▸ **Supplied information**:
■ ■ ■
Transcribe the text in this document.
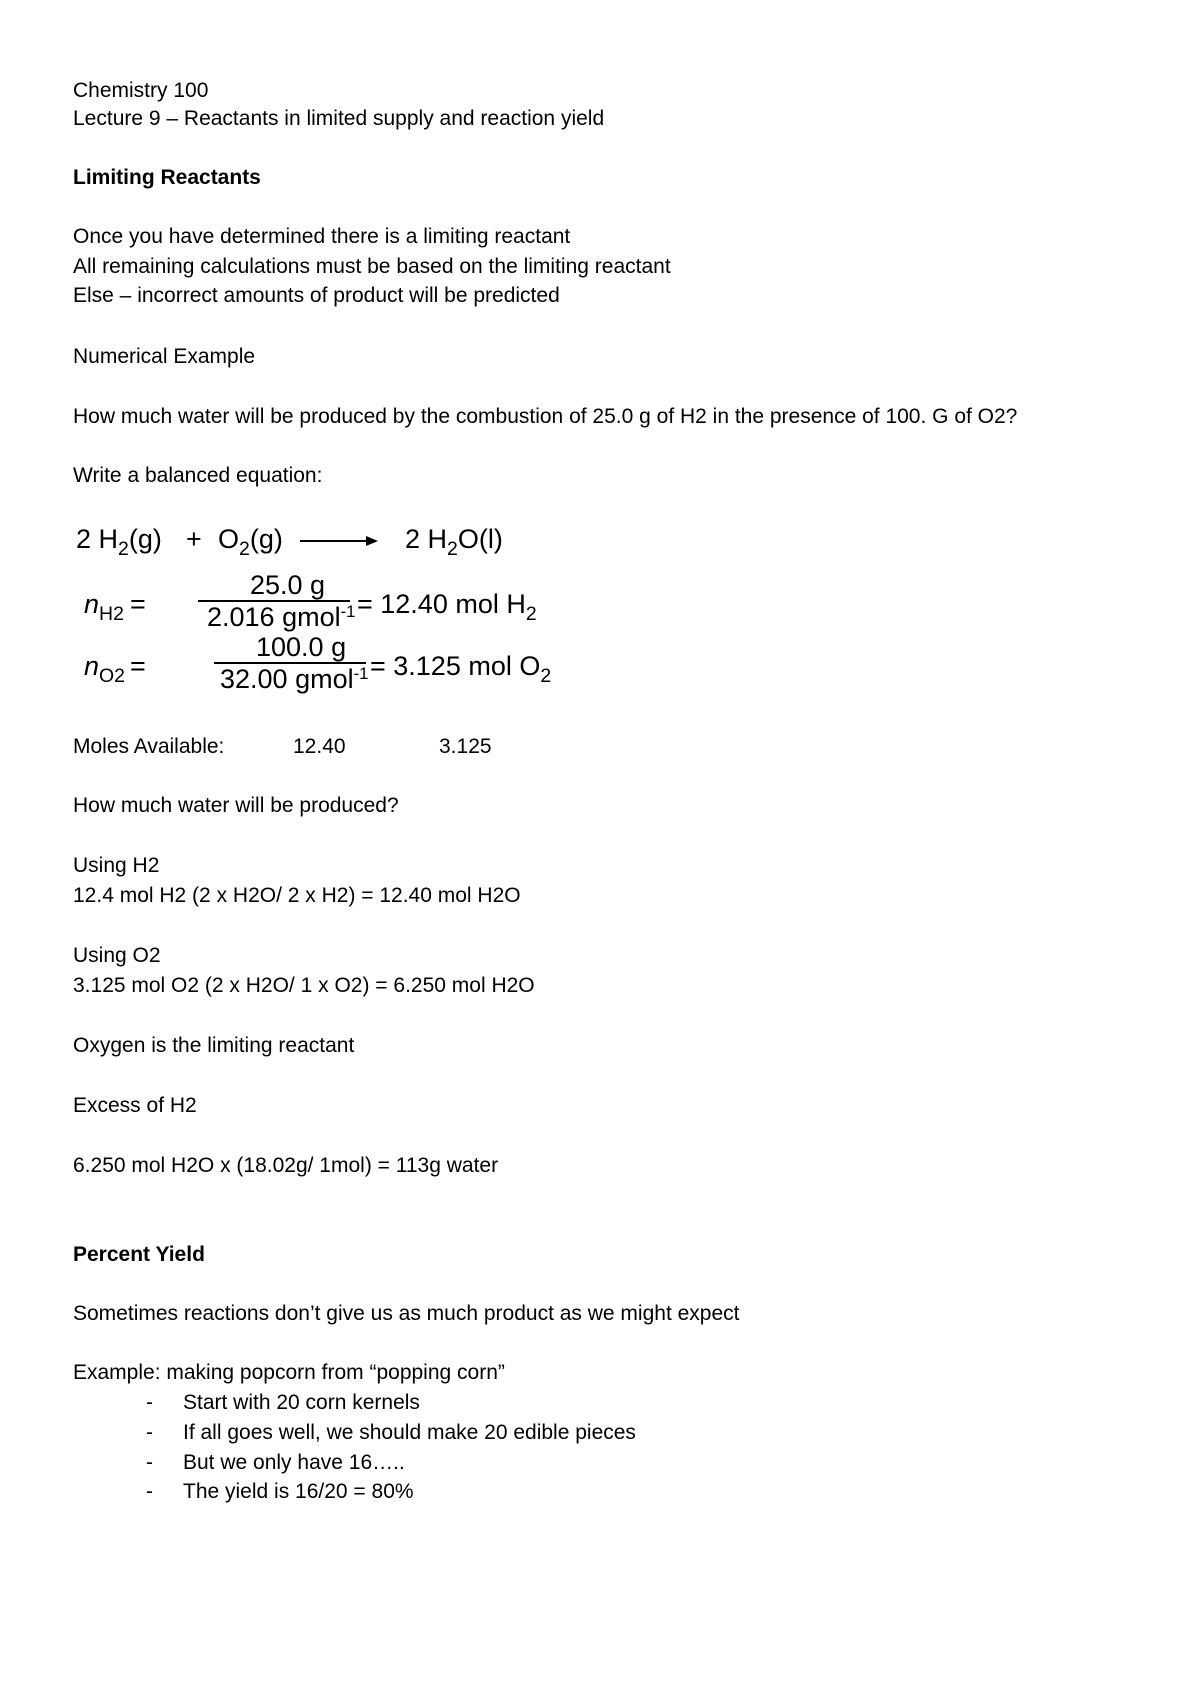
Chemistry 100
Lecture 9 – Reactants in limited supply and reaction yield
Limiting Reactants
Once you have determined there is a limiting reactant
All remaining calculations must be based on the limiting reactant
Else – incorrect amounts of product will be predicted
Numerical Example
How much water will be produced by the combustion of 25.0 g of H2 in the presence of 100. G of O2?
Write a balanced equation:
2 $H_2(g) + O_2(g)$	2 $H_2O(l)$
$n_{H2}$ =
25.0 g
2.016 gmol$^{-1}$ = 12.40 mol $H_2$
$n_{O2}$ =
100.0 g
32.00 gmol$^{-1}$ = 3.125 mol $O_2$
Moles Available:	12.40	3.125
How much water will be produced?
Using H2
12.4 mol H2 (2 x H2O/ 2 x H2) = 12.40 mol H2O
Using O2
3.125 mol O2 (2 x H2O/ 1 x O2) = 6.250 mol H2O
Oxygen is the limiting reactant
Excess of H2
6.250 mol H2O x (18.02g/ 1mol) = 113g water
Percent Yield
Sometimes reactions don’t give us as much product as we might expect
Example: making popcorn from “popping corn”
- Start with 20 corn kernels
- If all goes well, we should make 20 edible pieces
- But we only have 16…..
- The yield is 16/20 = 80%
■ ■ ■
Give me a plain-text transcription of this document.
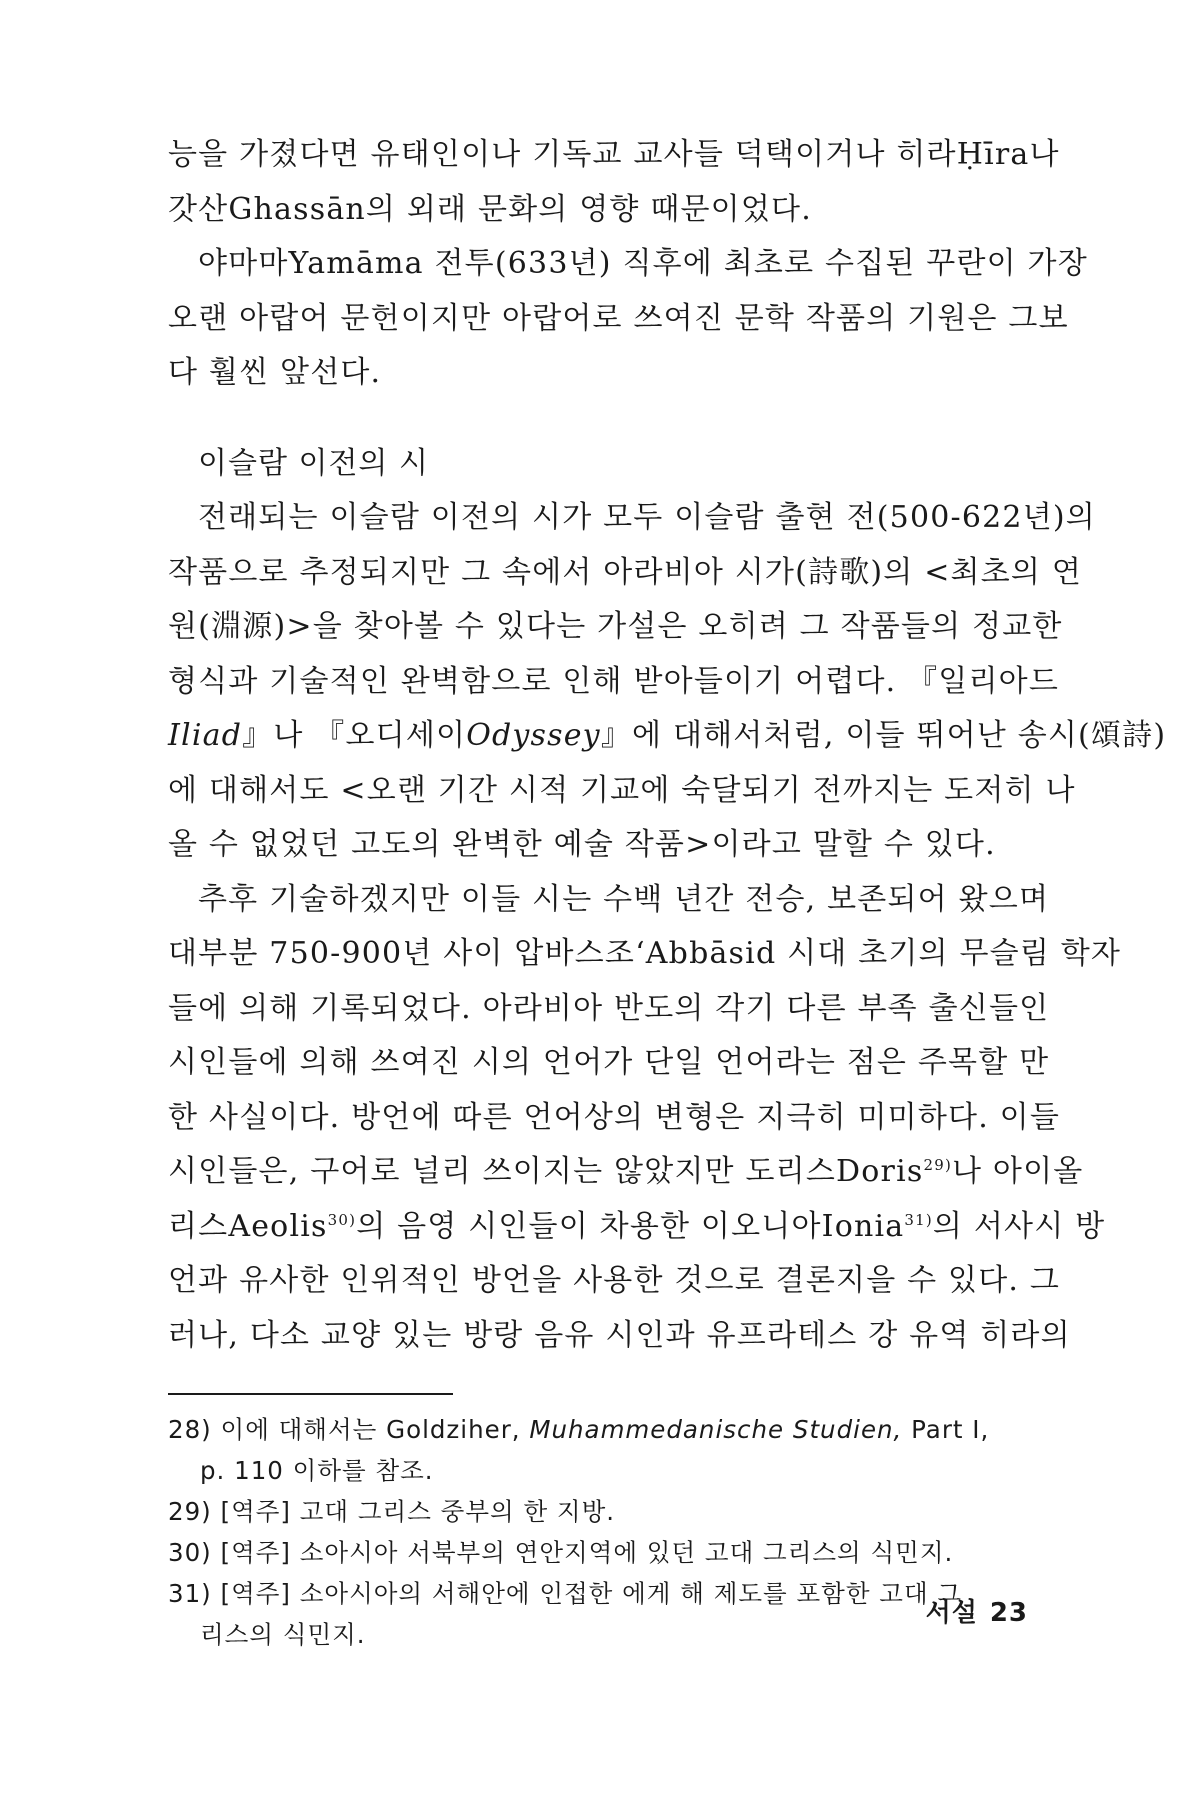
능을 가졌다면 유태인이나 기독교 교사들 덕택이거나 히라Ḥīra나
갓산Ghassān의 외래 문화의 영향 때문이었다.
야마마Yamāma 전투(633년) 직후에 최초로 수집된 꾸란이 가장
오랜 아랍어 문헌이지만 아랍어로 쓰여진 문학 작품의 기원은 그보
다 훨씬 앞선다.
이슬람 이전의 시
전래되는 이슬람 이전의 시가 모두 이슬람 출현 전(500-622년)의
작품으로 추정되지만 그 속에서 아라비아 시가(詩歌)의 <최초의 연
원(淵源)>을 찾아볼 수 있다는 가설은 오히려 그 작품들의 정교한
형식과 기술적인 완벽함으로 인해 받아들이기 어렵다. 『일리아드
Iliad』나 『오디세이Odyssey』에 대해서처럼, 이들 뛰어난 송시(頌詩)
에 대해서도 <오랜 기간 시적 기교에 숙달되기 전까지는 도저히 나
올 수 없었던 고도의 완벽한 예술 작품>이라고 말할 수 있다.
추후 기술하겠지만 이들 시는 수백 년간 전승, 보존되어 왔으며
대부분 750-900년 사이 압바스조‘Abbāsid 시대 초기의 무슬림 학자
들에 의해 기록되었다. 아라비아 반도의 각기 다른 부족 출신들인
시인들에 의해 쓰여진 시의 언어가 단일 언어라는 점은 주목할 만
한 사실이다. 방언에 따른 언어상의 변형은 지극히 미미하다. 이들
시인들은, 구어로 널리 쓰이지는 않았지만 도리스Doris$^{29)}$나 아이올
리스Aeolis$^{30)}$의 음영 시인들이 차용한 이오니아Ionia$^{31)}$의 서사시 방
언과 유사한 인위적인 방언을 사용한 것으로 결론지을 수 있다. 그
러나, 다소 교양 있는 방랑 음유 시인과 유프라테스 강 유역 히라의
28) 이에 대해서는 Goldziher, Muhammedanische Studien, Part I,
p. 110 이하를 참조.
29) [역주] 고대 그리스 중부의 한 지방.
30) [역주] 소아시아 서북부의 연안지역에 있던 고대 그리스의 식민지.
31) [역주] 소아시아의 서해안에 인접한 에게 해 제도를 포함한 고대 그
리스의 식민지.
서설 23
■ ■ ■
▸ **What the exercise asks**:
Report how many lines of the data contain the word "Reactants", using the number alone.

▸ **Task result**:
2